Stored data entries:
^^^^^^^^
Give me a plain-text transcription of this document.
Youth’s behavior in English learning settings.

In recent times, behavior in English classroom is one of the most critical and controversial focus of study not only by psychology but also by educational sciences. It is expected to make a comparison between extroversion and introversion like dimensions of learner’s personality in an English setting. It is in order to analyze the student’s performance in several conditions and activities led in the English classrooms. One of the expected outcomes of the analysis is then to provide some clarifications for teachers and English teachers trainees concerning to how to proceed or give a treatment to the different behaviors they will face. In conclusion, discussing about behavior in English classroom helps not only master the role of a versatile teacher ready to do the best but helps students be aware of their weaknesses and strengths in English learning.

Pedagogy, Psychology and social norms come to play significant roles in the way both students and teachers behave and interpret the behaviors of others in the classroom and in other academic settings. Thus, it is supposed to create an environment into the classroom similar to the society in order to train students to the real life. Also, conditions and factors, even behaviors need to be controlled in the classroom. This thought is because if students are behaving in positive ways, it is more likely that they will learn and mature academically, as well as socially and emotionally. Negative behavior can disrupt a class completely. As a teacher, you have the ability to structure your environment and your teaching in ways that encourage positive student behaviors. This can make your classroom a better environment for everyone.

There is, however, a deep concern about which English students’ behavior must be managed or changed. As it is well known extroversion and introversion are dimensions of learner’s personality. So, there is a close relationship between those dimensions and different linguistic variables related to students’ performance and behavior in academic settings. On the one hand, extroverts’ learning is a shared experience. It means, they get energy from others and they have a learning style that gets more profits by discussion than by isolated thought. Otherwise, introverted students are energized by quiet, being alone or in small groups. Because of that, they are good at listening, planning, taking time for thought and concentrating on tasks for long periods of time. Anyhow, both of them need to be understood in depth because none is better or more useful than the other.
^^^^^^^^
EXERCISE: All of the entries should be written out again exactly.

TASK ANSWER:
Give me a plain-text transcription of this document.
Youth’s behavior in English learning settings.

In recent times, behavior in English classroom is one of the most critical and controversial focus of study not only by psychology but also by educational sciences. It is expected to make a comparison between extroversion and introversion like dimensions of learner’s personality in an English setting. It is in order to analyze the student’s performance in several conditions and activities led in the English classrooms. One of the expected outcomes of the analysis is then to provide some clarifications for teachers and English teachers trainees concerning to how to proceed or give a treatment to the different behaviors they will face. In conclusion, discussing about behavior in English classroom helps not only master the role of a versatile teacher ready to do the best but helps students be aware of their weaknesses and strengths in English learning.

Pedagogy, Psychology and social norms come to play significant roles in the way both students and teachers behave and interpret the behaviors of others in the classroom and in other academic settings. Thus, it is supposed to create an environment into the classroom similar to the society in order to train students to the real life. Also, conditions and factors, even behaviors need to be controlled in the classroom. This thought is because if students are behaving in positive ways, it is more likely that they will learn and mature academically, as well as socially and emotionally. Negative behavior can disrupt a class completely. As a teacher, you have the ability to structure your environment and your teaching in ways that encourage positive student behaviors. This can make your classroom a better environment for everyone.

There is, however, a deep concern about which English students’ behavior must be managed or changed. As it is well known extroversion and introversion are dimensions of learner’s personality. So, there is a close relationship between those dimensions and different linguistic variables related to students’ performance and behavior in academic settings. On the one hand, extroverts’ learning is a shared experience. It means, they get energy from others and they have a learning style that gets more profits by discussion than by isolated thought. Otherwise, introverted students are energized by quiet, being alone or in small groups. Because of that, they are good at listening, planning, taking time for thought and concentrating on tasks for long periods of time. Anyhow, both of them need to be understood in depth because none is better or more useful than the other.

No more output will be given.